[Begin STORED RECORDS]

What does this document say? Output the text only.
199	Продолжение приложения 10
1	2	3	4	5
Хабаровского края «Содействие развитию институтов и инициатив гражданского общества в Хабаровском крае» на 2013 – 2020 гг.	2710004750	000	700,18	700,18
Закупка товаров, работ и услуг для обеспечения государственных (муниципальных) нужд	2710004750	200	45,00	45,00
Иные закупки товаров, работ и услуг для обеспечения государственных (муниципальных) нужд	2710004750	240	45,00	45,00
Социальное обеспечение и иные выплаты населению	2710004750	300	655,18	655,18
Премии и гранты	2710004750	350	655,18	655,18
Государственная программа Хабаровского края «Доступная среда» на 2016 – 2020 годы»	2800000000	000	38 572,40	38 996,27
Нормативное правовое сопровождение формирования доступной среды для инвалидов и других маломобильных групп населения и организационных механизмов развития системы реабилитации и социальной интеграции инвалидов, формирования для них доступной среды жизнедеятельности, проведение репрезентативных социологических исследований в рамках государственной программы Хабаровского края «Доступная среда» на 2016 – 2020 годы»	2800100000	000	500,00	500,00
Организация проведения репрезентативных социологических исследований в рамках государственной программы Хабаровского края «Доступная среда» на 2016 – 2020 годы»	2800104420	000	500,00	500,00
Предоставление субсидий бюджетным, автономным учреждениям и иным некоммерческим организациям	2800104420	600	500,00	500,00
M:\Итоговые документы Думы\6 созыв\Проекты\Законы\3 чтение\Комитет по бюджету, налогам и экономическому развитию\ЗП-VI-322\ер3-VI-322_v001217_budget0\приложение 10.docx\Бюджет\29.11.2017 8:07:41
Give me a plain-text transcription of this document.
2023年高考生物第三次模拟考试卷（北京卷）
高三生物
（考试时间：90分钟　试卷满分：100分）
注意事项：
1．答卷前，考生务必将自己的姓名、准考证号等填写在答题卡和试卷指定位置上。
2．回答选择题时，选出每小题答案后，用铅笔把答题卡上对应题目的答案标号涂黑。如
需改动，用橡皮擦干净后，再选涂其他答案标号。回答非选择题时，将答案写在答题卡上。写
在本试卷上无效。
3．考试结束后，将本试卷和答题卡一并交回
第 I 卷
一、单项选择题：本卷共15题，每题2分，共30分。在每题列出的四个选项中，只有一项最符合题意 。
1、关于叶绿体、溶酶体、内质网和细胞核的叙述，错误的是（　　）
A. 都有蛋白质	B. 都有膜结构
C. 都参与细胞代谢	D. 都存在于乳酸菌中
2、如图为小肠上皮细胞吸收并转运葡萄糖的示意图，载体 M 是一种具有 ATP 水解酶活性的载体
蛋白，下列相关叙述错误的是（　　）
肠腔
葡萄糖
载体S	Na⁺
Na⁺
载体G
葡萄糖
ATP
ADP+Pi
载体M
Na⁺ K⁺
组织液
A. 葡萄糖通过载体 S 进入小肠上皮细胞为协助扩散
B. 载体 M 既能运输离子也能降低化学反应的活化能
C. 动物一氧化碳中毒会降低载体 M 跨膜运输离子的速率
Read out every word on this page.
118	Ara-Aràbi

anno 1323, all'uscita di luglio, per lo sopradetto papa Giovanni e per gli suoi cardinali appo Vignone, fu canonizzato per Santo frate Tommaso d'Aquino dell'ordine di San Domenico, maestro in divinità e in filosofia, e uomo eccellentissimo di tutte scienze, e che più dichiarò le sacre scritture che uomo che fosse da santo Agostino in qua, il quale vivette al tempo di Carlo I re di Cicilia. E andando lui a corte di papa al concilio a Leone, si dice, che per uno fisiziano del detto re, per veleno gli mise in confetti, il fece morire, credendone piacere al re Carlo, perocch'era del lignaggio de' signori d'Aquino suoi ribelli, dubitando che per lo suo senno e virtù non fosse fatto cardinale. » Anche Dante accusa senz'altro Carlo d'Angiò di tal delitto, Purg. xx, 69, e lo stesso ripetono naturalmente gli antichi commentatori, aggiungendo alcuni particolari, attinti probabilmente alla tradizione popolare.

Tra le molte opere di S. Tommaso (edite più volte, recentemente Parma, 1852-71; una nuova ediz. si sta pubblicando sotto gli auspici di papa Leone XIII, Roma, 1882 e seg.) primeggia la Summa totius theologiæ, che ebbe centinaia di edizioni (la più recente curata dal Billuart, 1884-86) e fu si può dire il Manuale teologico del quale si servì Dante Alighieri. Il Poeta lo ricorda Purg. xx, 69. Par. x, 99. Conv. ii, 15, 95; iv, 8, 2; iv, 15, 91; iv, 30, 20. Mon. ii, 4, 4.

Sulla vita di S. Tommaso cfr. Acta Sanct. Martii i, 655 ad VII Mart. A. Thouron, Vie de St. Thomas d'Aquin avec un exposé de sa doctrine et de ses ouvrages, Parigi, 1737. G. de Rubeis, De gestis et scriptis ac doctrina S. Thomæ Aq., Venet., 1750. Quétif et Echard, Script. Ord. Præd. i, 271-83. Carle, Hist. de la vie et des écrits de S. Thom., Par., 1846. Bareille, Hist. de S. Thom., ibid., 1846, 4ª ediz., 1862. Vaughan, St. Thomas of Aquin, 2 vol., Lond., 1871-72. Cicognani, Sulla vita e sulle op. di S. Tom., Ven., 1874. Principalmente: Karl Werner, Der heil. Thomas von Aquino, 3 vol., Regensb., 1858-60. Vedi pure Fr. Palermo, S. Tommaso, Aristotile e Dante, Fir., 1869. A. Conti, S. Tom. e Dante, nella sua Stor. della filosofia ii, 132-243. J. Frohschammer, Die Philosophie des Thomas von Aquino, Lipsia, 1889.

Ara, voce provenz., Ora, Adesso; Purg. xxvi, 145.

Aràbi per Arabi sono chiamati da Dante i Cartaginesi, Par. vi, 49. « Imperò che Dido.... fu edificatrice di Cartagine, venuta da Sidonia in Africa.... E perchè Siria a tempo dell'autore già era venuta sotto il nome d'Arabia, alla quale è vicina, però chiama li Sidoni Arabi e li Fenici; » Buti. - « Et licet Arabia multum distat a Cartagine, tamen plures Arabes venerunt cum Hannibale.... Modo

[End STORED RECORDS]
[Begin STORED RECORDS]

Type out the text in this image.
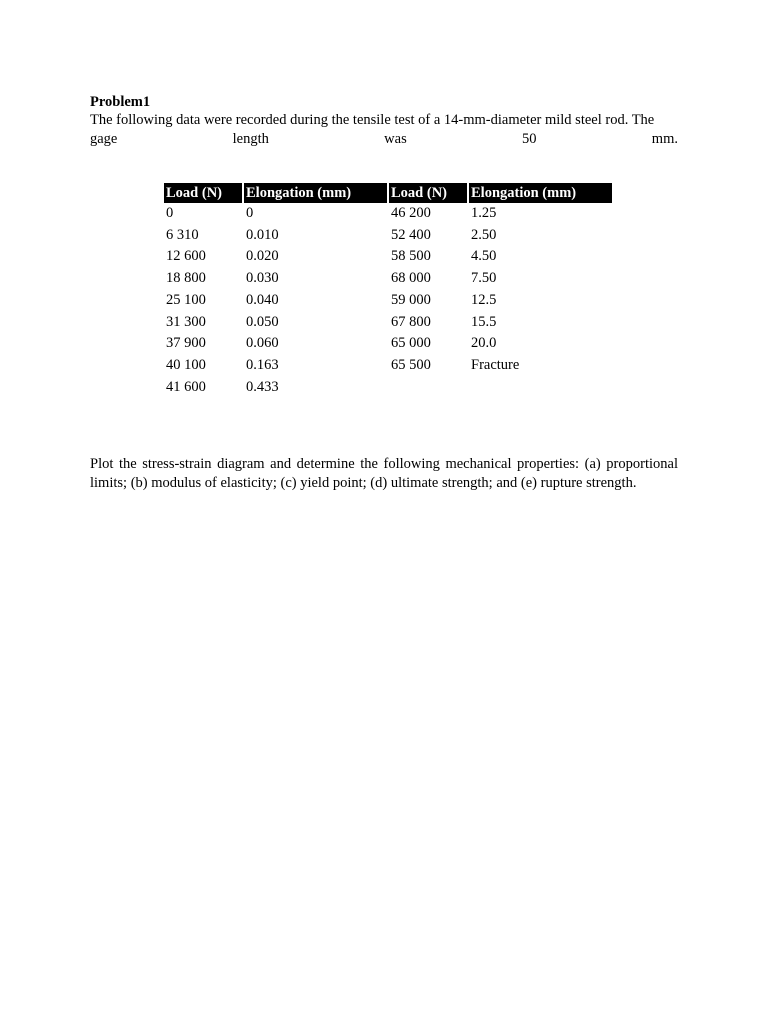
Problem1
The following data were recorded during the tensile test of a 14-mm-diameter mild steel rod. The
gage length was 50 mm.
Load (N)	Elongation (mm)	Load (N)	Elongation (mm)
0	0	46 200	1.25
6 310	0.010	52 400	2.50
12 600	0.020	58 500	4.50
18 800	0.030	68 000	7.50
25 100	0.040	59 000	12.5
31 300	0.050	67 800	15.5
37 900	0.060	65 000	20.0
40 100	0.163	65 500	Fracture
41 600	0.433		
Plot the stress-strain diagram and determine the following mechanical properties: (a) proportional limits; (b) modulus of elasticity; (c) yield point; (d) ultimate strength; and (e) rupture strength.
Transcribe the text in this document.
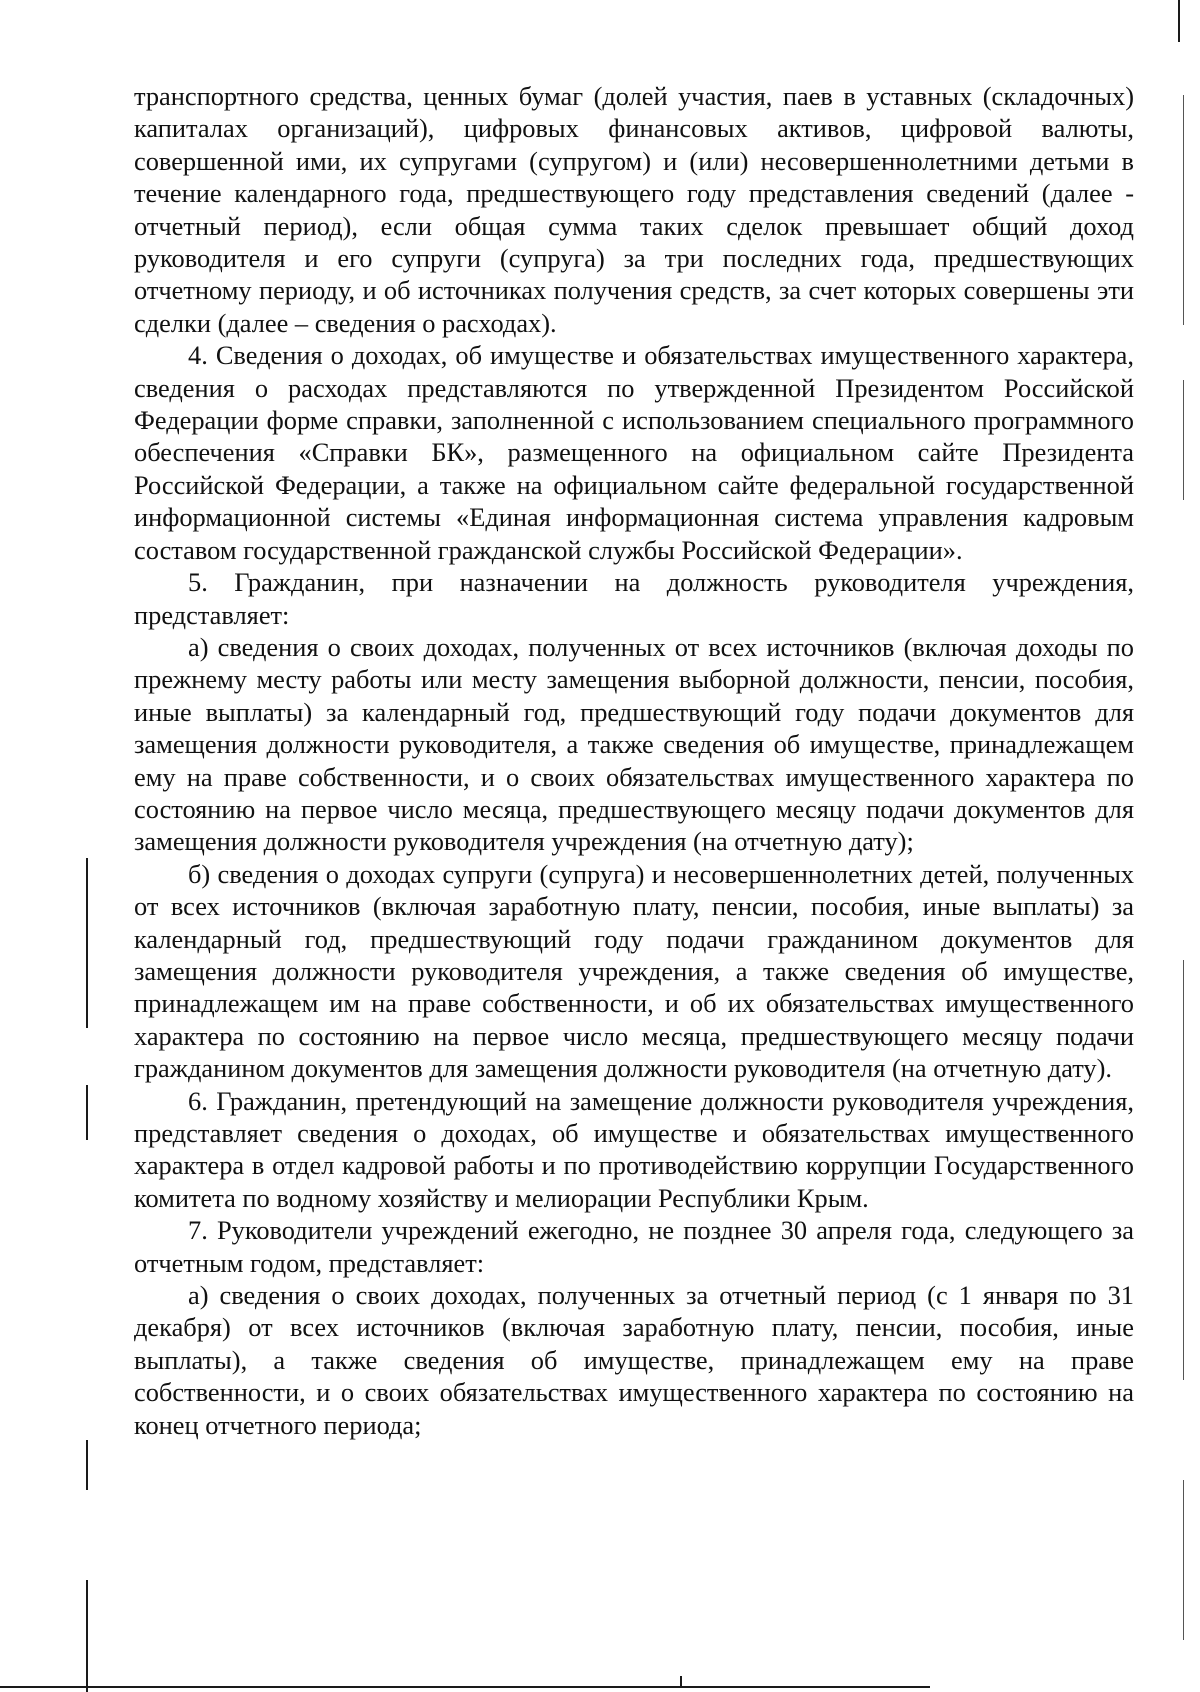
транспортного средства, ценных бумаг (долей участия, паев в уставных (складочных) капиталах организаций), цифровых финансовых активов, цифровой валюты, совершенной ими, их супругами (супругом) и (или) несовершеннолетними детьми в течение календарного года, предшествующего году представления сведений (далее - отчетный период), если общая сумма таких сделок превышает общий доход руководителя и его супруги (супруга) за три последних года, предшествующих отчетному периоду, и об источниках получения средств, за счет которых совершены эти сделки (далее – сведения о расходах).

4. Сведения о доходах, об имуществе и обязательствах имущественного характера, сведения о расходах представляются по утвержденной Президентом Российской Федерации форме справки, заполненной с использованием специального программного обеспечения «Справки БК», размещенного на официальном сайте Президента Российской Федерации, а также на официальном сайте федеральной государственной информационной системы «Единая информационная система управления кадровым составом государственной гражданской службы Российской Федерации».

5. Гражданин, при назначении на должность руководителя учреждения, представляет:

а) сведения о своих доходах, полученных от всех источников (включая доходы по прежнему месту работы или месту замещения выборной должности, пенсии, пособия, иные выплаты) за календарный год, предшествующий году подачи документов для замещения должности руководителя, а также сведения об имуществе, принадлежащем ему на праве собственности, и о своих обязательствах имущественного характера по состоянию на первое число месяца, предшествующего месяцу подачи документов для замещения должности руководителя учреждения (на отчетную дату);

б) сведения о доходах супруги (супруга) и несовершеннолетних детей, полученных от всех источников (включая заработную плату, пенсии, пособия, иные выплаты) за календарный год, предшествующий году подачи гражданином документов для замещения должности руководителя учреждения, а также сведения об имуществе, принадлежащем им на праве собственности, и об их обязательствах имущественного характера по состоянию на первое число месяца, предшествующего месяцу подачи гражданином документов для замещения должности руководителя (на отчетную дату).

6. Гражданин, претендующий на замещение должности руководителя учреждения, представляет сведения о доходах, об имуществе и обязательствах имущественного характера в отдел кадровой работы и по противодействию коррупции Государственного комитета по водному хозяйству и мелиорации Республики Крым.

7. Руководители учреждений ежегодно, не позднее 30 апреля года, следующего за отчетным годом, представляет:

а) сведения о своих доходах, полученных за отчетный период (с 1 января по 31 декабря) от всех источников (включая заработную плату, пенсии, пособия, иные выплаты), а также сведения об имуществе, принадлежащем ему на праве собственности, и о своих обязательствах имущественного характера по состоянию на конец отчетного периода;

[End STORED RECORDS]

YOUR OBJECTIVE
Report the number of lines in the listing above that include the word "document", and nothing else.

CORRECT ANSWER
3